Your goal:
Reproduce verbatim the stretch of rows from the line containing "metric-checkbox[interactable] xyxy=(517,322,530,335)" through the line containing "sidebar-item-discover[interactable]: ✳ Discover", both included.

Records provided:
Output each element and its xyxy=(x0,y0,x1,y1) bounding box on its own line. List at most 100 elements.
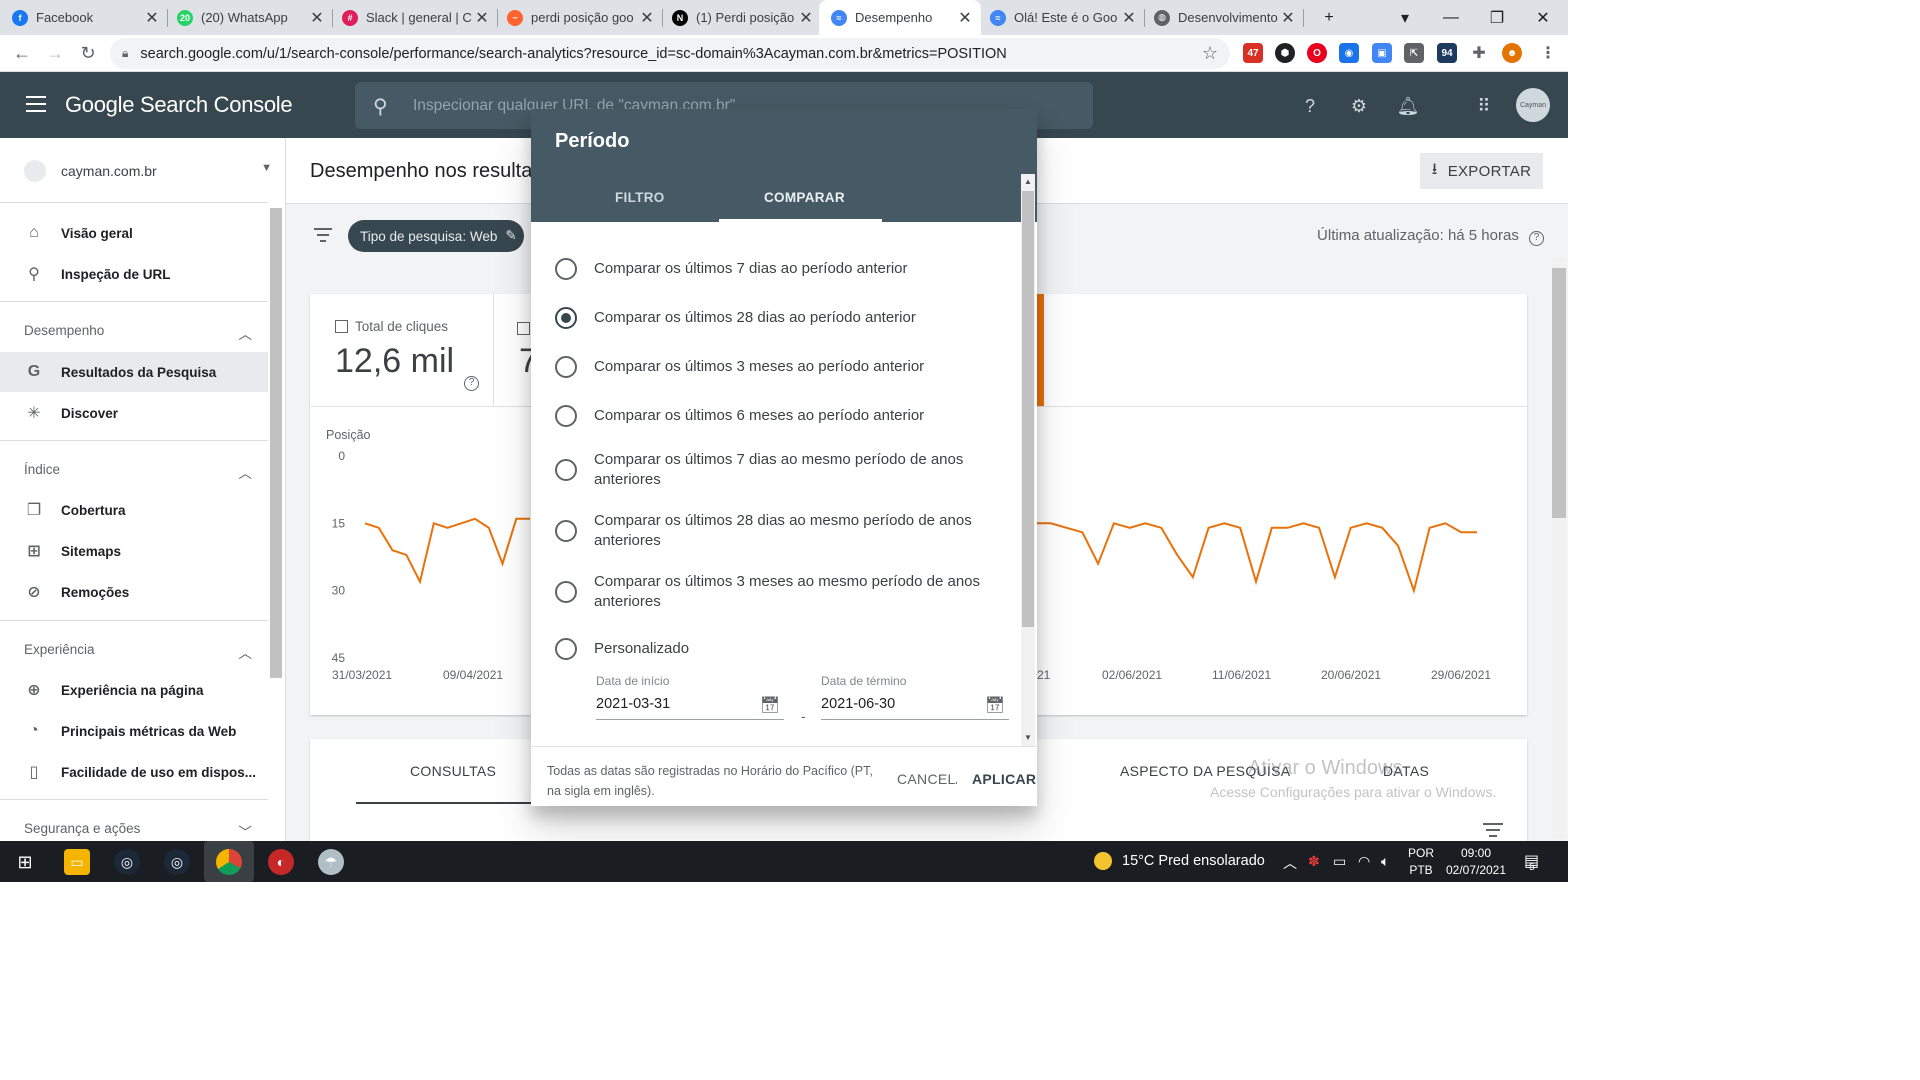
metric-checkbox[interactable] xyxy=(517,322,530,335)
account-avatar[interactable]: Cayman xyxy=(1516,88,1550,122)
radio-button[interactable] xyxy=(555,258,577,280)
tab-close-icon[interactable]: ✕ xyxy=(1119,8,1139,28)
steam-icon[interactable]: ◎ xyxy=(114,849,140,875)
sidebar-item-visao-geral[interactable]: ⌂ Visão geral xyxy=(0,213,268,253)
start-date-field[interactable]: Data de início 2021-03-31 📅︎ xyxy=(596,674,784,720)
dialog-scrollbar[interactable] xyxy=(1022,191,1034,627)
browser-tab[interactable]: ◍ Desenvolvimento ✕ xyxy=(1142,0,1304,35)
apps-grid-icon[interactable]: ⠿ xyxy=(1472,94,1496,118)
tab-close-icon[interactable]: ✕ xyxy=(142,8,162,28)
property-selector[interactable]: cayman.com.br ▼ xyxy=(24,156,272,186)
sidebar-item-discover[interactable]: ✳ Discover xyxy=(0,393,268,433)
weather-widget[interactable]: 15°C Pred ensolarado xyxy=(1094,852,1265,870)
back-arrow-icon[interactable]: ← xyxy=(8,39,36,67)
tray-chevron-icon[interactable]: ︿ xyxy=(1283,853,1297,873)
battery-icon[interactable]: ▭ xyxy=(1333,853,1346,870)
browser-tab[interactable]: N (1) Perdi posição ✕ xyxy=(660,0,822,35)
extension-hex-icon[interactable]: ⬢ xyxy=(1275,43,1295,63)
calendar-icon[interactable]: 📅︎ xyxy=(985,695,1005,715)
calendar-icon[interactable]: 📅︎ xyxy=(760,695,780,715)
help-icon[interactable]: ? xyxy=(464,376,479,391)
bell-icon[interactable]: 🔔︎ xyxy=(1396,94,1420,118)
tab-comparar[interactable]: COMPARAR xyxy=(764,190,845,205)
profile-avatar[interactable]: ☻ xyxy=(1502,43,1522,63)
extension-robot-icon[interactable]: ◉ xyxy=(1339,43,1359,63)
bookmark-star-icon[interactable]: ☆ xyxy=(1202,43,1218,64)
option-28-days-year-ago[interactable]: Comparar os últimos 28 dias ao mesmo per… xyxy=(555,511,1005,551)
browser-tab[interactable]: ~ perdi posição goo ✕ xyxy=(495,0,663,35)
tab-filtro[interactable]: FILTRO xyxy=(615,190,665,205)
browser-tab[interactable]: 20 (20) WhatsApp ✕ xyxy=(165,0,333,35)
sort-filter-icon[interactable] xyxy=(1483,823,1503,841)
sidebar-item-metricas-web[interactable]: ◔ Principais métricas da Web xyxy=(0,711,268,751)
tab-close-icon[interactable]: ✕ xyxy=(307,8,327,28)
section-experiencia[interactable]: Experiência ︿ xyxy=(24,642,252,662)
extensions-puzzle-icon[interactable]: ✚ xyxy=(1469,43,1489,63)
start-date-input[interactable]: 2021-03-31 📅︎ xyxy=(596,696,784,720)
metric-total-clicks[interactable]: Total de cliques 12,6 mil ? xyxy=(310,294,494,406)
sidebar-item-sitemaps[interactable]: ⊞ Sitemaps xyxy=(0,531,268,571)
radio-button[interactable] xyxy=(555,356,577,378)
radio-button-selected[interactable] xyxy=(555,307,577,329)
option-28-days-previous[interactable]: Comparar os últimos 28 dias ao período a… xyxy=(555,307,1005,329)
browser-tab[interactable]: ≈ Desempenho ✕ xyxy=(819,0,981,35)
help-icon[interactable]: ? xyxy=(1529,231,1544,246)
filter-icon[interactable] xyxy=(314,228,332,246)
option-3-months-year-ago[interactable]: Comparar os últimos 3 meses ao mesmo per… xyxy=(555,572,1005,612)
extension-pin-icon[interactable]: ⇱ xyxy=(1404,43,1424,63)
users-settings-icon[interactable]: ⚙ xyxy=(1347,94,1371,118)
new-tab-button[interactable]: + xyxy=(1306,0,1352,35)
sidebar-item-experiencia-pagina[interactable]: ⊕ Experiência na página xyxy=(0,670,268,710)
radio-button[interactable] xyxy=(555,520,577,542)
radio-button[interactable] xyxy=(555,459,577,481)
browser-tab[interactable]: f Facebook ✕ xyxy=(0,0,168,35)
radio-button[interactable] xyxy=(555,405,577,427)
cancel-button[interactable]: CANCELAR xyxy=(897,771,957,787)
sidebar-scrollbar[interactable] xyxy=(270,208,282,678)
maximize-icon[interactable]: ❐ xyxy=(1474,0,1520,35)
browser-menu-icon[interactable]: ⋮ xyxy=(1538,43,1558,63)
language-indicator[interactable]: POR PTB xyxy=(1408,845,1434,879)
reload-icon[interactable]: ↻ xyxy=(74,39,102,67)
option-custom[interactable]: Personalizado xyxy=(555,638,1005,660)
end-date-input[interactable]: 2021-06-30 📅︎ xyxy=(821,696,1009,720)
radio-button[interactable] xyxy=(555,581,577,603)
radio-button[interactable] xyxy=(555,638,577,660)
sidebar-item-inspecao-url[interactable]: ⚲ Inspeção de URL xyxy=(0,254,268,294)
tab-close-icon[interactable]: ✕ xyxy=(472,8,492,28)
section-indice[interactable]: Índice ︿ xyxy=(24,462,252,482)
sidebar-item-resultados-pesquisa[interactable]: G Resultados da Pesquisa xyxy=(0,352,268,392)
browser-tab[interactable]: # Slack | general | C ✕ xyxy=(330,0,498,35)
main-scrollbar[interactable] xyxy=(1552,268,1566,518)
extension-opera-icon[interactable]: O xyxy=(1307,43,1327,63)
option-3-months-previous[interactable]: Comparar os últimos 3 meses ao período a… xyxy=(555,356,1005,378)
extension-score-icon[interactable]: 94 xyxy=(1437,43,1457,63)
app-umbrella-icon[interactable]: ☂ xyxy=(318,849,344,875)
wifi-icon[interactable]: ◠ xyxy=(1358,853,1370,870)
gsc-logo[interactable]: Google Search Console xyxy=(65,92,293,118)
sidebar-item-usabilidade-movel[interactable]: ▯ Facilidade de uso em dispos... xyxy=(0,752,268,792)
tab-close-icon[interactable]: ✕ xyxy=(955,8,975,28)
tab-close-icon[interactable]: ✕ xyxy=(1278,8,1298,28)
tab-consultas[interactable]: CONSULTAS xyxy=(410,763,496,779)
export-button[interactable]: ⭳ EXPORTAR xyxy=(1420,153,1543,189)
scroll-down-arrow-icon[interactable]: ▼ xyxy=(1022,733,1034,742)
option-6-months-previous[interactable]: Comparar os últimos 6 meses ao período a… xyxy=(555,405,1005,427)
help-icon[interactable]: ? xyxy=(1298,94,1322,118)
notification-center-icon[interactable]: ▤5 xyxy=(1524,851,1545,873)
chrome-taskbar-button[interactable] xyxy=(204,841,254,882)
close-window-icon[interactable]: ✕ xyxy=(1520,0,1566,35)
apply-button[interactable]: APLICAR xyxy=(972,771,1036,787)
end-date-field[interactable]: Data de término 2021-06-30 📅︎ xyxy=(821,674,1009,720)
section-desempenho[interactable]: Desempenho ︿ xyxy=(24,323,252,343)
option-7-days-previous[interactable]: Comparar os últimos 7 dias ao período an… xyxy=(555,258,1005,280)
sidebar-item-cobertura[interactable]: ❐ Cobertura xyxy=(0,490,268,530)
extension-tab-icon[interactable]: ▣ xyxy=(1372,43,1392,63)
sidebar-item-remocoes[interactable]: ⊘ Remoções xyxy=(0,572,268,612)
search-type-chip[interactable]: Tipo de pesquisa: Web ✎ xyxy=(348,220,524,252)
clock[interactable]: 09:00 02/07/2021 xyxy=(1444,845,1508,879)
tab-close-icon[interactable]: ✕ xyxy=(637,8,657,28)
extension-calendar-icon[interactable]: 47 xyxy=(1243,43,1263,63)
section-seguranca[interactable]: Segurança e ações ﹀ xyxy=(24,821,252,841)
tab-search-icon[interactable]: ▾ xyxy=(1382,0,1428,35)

The completed task:
metric-checkbox[interactable] xyxy=(517,322,530,335)
account-avatar[interactable]: Cayman xyxy=(1516,88,1550,122)
radio-button[interactable] xyxy=(555,258,577,280)
tab-close-icon[interactable]: ✕ xyxy=(1119,8,1139,28)
steam-icon[interactable]: ◎ xyxy=(114,849,140,875)
sidebar-item-visao-geral[interactable]: ⌂ Visão geral xyxy=(0,213,268,253)
start-date-field[interactable]: Data de início 2021-03-31 📅︎ xyxy=(596,674,784,720)
dialog-scrollbar[interactable] xyxy=(1022,191,1034,627)
browser-tab[interactable]: ◍ Desenvolvimento ✕ xyxy=(1142,0,1304,35)
apps-grid-icon[interactable]: ⠿ xyxy=(1472,94,1496,118)
tab-close-icon[interactable]: ✕ xyxy=(142,8,162,28)
property-selector[interactable]: cayman.com.br ▼ xyxy=(24,156,272,186)
sidebar-item-discover[interactable]: ✳ Discover xyxy=(0,393,268,433)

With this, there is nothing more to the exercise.